• _EXERCISE_
Filter the records below down to lines containing "создание".

• _ENTRIES SUPPLIED_
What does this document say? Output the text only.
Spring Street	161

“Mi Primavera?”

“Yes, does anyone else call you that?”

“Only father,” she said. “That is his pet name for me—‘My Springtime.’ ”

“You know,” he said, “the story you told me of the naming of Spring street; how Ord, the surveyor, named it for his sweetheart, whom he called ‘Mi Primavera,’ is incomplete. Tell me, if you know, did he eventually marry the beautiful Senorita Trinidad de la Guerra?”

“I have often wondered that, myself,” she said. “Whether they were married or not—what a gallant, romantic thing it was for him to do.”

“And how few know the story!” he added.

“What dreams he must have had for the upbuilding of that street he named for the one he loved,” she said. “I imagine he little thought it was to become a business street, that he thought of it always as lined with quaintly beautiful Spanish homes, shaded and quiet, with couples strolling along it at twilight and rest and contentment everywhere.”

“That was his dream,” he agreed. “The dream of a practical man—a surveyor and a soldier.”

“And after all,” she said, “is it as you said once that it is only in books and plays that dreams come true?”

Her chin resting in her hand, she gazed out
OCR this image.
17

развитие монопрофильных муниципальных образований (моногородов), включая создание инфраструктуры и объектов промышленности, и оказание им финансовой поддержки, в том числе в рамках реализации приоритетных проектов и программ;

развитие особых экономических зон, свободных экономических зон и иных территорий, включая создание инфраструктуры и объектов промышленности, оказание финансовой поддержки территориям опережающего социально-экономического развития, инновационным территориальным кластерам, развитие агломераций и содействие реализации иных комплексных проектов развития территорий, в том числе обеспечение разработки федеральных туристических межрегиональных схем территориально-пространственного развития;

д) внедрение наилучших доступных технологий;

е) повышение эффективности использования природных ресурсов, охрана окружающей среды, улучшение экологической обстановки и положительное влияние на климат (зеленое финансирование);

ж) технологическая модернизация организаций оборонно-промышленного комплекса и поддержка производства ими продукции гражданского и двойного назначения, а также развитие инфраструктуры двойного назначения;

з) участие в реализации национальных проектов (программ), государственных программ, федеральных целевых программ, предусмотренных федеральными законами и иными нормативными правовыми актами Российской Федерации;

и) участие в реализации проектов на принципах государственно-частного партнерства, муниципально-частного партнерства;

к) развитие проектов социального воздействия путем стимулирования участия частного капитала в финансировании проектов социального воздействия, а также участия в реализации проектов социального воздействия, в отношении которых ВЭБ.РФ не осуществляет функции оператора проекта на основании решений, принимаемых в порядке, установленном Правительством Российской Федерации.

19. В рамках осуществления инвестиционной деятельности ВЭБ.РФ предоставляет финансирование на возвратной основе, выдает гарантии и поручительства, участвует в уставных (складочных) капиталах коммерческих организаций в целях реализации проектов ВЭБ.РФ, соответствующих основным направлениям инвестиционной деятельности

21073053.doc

• _ANSWER BELOW_
развитие монопрофильных муниципальных образований (моногородов), включая создание инфраструктуры и объектов промышленности, и оказание им финансовой поддержки, в том числе в рамках реализации приоритетных проектов и программ;
развитие особых экономических зон, свободных экономических зон и иных территорий, включая создание инфраструктуры и объектов промышленности, оказание финансовой поддержки территориям опережающего социально-экономического развития, инновационным территориальным кластерам, развитие агломераций и содействие реализации иных комплексных проектов развития территорий, в том числе обеспечение разработки федеральных туристических межрегиональных схем территориально-пространственного развития;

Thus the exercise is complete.